* [Listed entries]:
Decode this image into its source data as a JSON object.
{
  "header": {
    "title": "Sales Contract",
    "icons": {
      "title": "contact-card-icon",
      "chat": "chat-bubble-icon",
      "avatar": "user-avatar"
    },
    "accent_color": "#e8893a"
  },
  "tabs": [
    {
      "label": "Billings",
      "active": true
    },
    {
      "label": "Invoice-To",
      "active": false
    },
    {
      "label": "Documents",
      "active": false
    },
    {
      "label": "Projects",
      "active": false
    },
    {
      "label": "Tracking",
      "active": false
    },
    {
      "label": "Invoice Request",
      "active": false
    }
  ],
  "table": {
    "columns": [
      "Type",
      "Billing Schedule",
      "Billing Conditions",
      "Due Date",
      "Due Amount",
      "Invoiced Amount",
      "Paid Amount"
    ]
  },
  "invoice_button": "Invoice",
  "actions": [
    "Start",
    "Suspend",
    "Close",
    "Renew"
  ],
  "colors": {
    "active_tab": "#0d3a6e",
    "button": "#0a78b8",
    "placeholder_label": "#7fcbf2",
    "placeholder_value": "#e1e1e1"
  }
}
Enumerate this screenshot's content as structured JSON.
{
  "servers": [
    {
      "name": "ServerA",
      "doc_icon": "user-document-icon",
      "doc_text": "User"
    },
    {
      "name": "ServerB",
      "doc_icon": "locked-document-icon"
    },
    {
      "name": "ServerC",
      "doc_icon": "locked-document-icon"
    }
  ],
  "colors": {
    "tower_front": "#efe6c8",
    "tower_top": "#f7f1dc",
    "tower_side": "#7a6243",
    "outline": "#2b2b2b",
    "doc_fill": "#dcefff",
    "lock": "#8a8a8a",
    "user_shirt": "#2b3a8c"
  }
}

* [Task goal]:
Your output consists solely of the lines from the one with "Enumerate this screenshot's" through the last line, copied exactly.

* [Problem solution]:
Enumerate this screenshot's content as structured JSON.
{
  "servers": [
    {
      "name": "ServerA",
      "doc_icon": "user-document-icon",
      "doc_text": "User"
    },
    {
      "name": "ServerB",
      "doc_icon": "locked-document-icon"
    },
    {
      "name": "ServerC",
      "doc_icon": "locked-document-icon"
    }
  ],
  "colors": {
    "tower_front": "#efe6c8",
    "tower_top": "#f7f1dc",
    "tower_side": "#7a6243",
    "outline": "#2b2b2b",
    "doc_fill": "#dcefff",
    "lock": "#8a8a8a",
    "user_shirt": "#2b3a8c"
  }
}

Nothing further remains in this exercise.